Search the records for "Fülöp" and copy each line that holds it.

::::

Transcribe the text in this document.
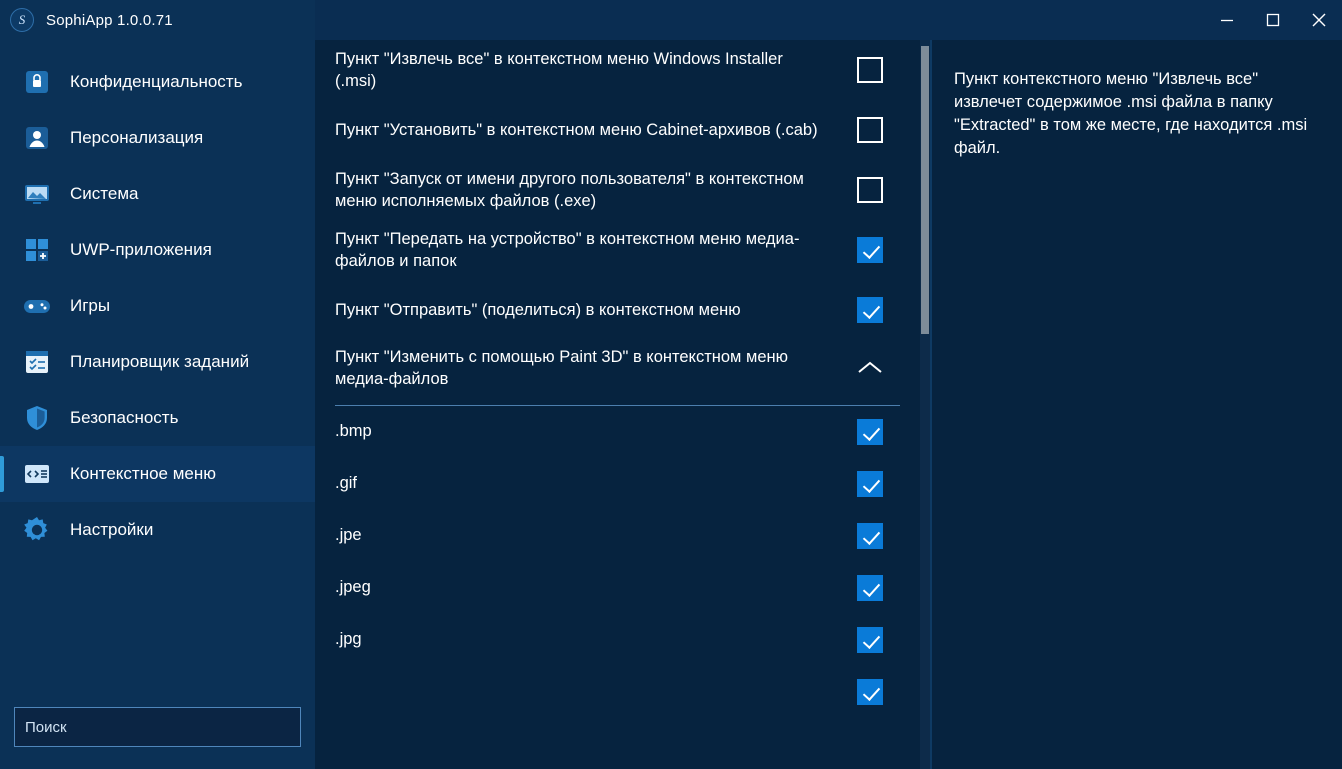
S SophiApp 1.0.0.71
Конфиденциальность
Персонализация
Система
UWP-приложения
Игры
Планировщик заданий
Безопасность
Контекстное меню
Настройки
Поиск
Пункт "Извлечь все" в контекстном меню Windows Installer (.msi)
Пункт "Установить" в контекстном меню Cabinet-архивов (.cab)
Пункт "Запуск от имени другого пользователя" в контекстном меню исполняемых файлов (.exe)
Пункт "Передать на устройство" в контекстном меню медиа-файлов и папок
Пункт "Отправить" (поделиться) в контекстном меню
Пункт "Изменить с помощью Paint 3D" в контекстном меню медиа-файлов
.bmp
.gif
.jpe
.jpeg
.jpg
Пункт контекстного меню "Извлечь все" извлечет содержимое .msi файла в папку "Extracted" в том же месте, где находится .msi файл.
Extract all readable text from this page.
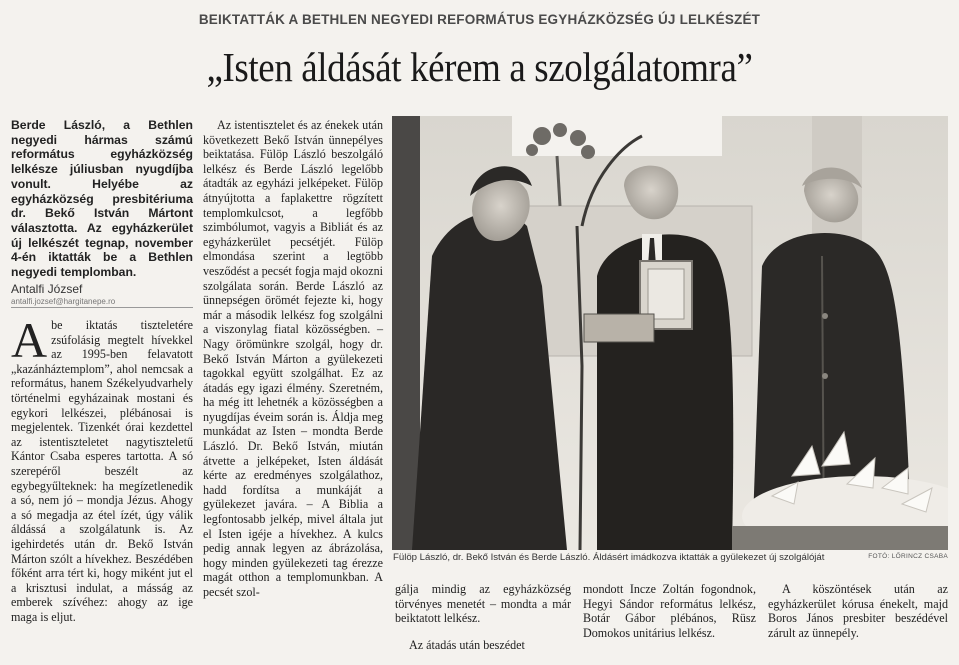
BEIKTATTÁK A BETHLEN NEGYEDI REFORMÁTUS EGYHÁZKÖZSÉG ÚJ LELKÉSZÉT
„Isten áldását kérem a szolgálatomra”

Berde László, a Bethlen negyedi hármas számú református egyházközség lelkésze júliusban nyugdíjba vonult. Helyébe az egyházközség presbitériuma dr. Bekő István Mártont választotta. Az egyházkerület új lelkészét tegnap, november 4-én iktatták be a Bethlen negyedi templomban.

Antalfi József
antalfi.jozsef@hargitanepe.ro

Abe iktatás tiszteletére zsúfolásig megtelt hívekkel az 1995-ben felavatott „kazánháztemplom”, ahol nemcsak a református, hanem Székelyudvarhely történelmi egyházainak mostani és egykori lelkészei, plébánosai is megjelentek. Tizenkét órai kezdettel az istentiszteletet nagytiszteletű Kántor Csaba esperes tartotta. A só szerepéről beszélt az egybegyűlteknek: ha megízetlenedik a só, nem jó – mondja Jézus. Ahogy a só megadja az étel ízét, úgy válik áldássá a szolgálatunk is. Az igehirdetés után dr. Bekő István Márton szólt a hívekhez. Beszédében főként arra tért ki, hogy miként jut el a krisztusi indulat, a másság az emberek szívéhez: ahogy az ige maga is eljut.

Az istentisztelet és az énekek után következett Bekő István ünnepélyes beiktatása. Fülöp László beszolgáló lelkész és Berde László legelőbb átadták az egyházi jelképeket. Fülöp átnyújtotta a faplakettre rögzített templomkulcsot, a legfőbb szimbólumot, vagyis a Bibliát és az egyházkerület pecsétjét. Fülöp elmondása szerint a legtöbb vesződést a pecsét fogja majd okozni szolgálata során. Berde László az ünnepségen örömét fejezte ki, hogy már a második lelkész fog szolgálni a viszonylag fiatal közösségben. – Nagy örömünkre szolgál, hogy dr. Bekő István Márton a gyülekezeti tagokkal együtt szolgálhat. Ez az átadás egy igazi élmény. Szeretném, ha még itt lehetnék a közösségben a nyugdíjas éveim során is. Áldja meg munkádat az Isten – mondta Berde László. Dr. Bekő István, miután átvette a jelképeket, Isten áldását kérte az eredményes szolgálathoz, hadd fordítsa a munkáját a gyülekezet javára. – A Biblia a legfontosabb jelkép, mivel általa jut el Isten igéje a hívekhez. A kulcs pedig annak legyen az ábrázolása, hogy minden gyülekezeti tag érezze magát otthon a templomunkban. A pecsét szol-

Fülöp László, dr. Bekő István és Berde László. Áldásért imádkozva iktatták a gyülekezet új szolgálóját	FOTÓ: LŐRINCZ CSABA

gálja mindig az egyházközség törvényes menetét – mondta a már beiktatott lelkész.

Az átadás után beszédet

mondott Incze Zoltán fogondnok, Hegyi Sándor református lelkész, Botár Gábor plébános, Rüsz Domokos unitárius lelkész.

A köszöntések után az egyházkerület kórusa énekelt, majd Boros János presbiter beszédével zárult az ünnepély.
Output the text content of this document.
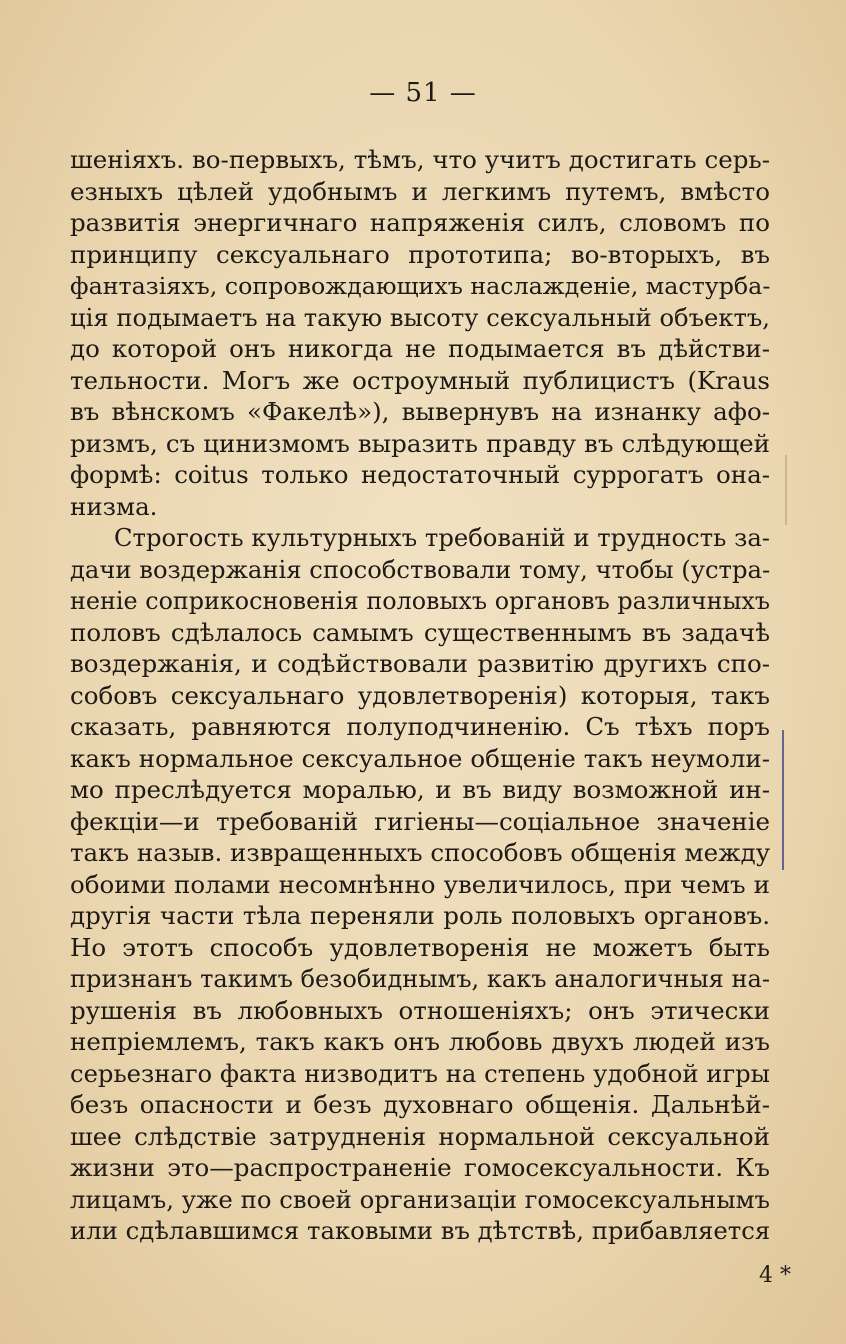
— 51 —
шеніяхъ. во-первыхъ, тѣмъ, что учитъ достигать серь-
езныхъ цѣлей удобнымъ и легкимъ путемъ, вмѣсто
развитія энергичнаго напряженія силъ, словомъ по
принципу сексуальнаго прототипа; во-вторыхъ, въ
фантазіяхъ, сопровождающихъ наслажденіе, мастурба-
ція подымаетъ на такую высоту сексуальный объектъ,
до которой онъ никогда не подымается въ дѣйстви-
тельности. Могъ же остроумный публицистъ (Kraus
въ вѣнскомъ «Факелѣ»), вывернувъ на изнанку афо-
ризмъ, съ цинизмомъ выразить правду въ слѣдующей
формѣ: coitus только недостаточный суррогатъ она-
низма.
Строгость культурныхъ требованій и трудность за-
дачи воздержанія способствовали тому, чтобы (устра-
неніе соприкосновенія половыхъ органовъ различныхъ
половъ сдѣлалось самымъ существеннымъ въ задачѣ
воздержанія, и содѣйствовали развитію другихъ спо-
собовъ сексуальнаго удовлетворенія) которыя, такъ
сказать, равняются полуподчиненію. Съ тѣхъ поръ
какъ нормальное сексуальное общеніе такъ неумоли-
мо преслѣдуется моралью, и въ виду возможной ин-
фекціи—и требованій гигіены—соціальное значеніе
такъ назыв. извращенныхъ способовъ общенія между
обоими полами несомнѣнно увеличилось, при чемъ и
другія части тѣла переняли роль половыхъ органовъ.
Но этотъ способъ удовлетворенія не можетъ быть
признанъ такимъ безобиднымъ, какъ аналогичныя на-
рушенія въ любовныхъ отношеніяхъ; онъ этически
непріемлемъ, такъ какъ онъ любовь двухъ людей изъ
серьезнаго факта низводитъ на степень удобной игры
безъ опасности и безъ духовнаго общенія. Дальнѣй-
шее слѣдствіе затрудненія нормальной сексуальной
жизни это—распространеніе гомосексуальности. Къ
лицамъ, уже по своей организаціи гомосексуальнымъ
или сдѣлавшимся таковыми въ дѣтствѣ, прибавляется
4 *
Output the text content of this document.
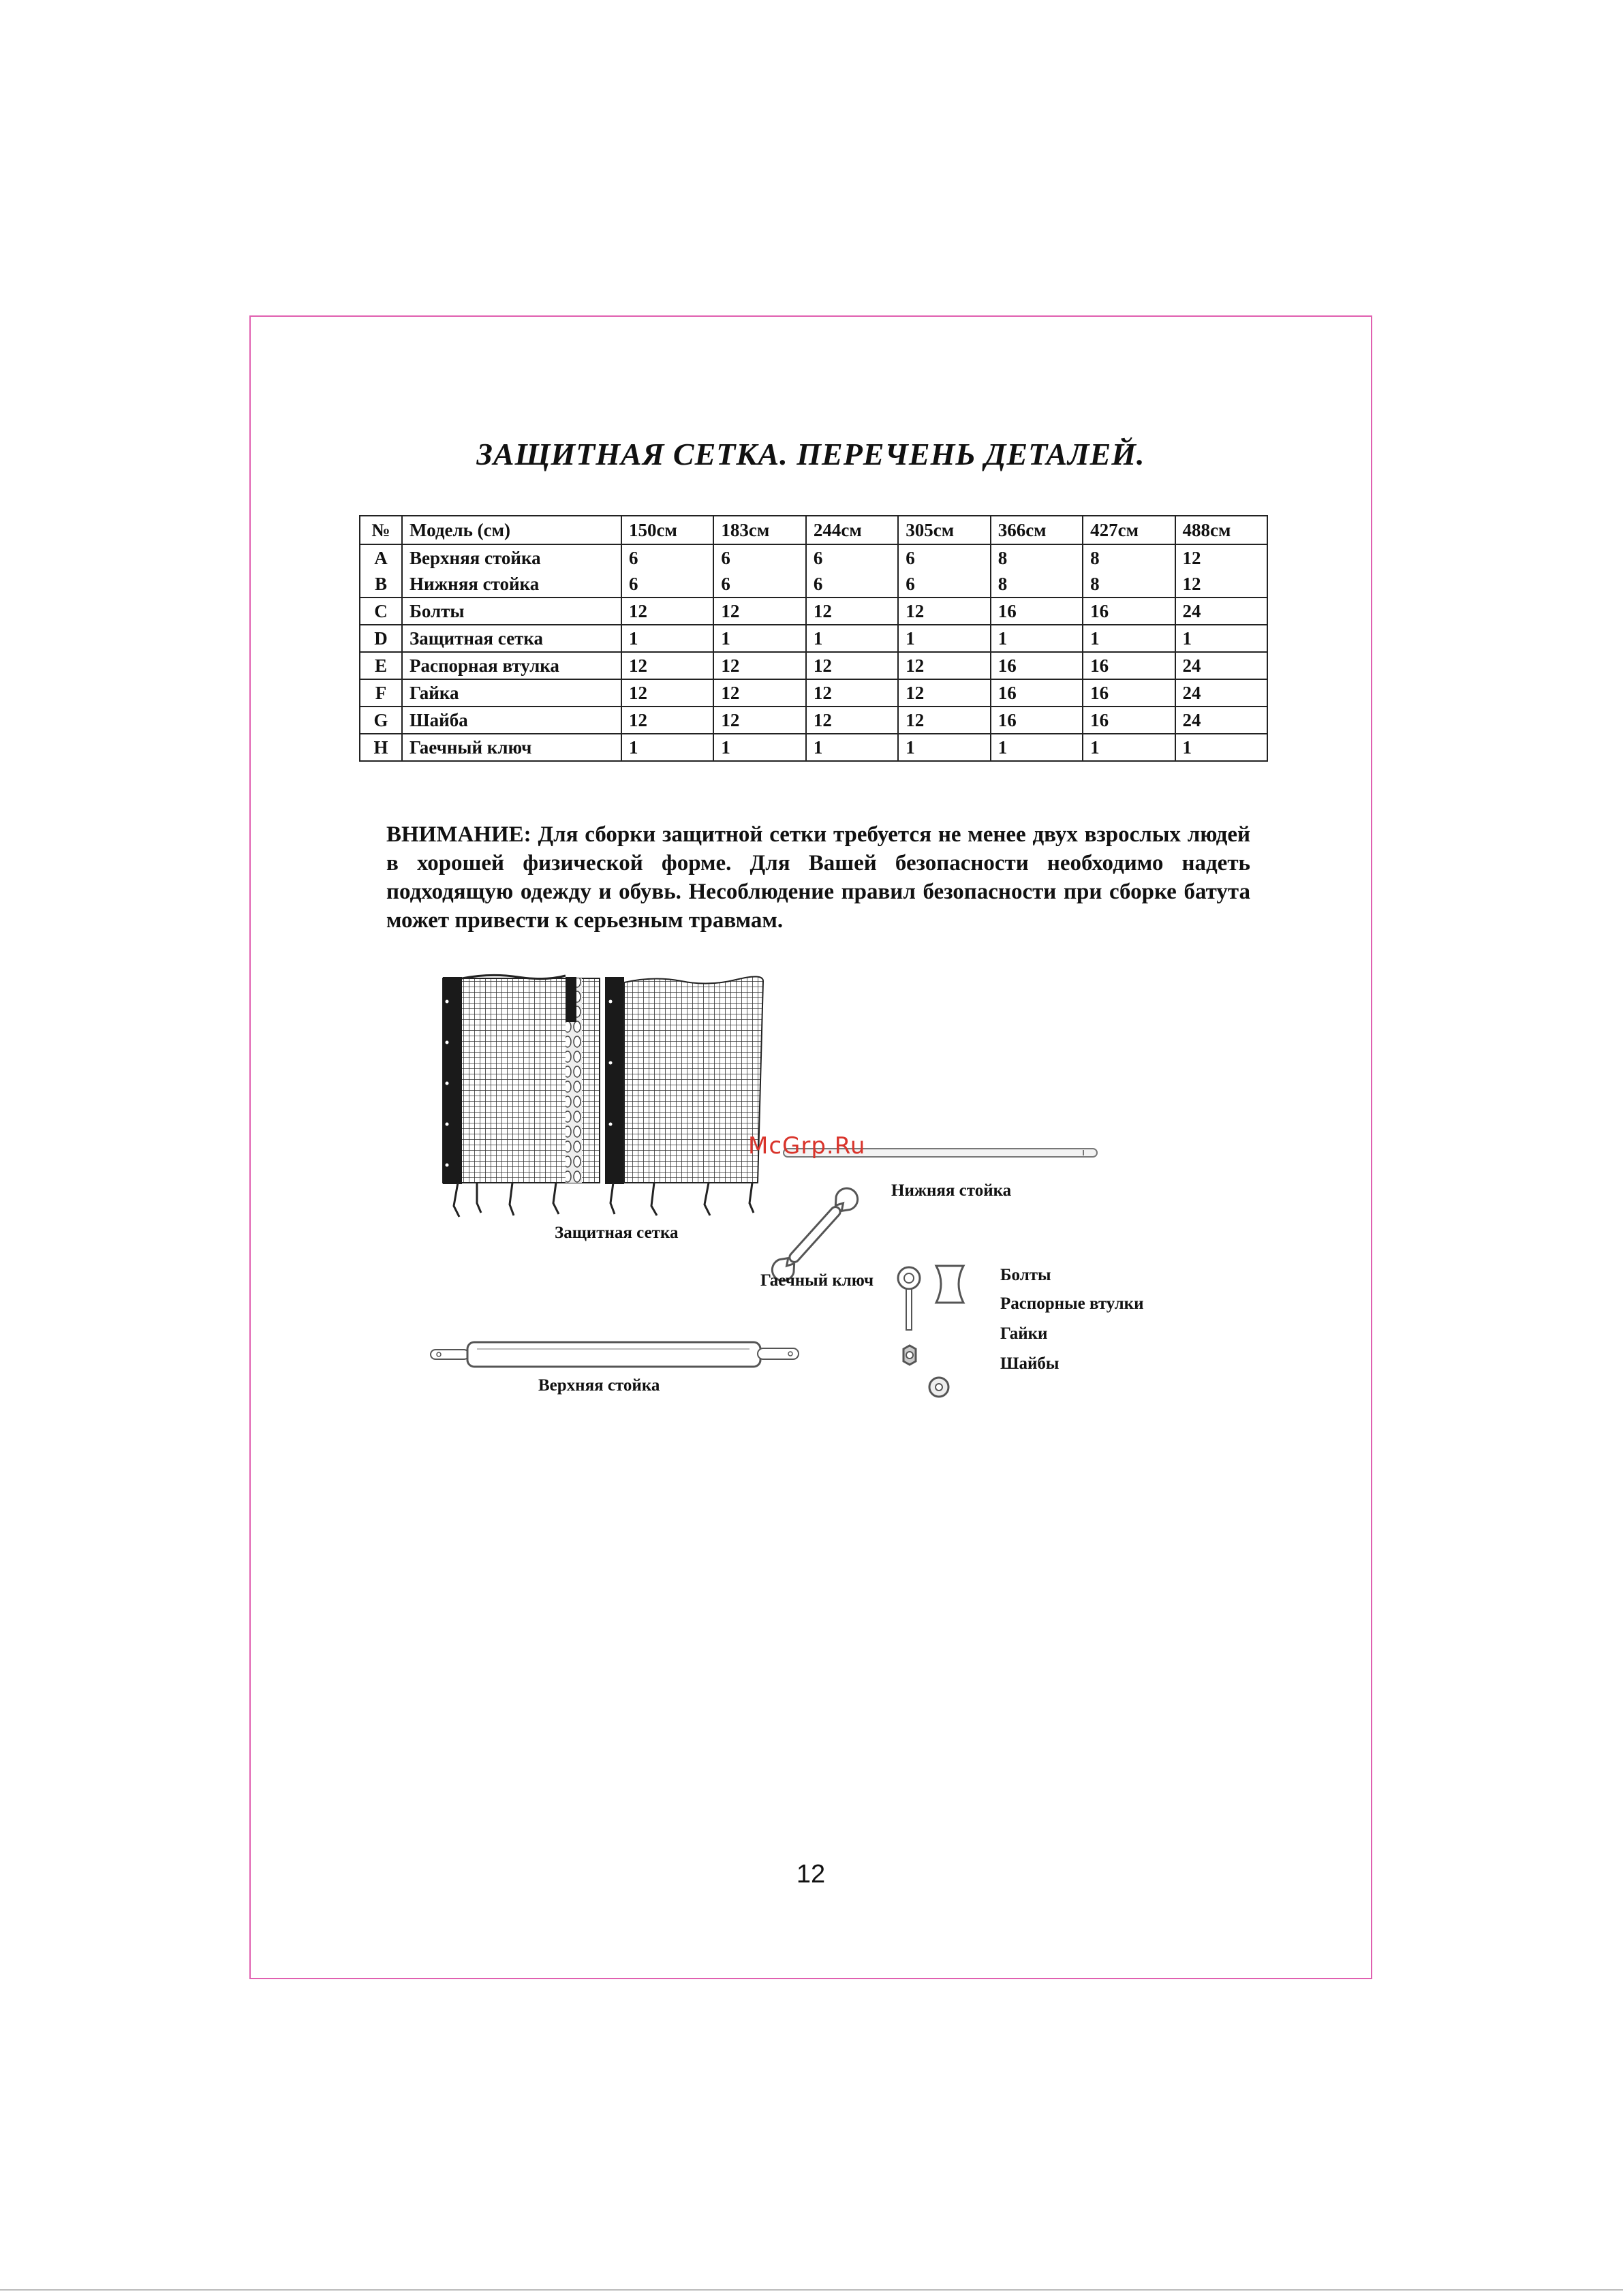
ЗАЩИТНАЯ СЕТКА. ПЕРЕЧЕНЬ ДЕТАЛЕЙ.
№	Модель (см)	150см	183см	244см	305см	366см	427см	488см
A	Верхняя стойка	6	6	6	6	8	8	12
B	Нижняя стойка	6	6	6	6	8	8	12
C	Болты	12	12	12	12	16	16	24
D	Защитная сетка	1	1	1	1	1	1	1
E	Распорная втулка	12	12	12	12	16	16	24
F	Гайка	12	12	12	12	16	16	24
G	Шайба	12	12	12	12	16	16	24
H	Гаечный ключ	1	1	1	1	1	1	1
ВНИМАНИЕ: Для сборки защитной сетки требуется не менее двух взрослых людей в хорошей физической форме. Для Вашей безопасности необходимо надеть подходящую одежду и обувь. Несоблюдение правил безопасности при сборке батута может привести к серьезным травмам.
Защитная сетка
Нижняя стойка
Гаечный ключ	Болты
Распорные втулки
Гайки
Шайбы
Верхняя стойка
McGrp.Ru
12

::::

**Exercise response**
Az istentisztelet és az énekek után következett Bekő István ünnepélyes beiktatása. Fülöp László beszolgáló lelkész és Berde László legelőbb átadták az egyházi jelképeket. Fülöp átnyújtotta a faplakettre rögzített templomkulcsot, a legfőbb szimbólumot, vagyis a Bibliát és az egyházkerület pecsétjét. Fülöp elmondása szerint a legtöbb vesződést a pecsét fogja majd okozni szolgálata során. Berde László az ünnepségen örömét fejezte ki, hogy már a második lelkész fog szolgálni a viszonylag fiatal közösségben. – Nagy örömünkre szolgál, hogy dr. Bekő István Márton a gyülekezeti tagokkal együtt szolgálhat. Ez az átadás egy igazi élmény. Szeretném, ha még itt lehetnék a közösségben a nyugdíjas éveim során is. Áldja meg munkádat az Isten – mondta Berde László. Dr. Bekő István, miután átvette a jelképeket, Isten áldását kérte az eredményes szolgálathoz, hadd fordítsa a munkáját a gyülekezet javára. – A Biblia a legfontosabb jelkép, mivel általa jut el Isten igéje a hívekhez. A kulcs pedig annak legyen az ábrázolása, hogy minden gyülekezeti tag érezze magát otthon a templomunkban. A pecsét szol-
Fülöp László, dr. Bekő István és Berde László. Áldásért imádkozva iktatták a gyülekezet új szolgálóját	FOTÓ: LŐRINCZ CSABA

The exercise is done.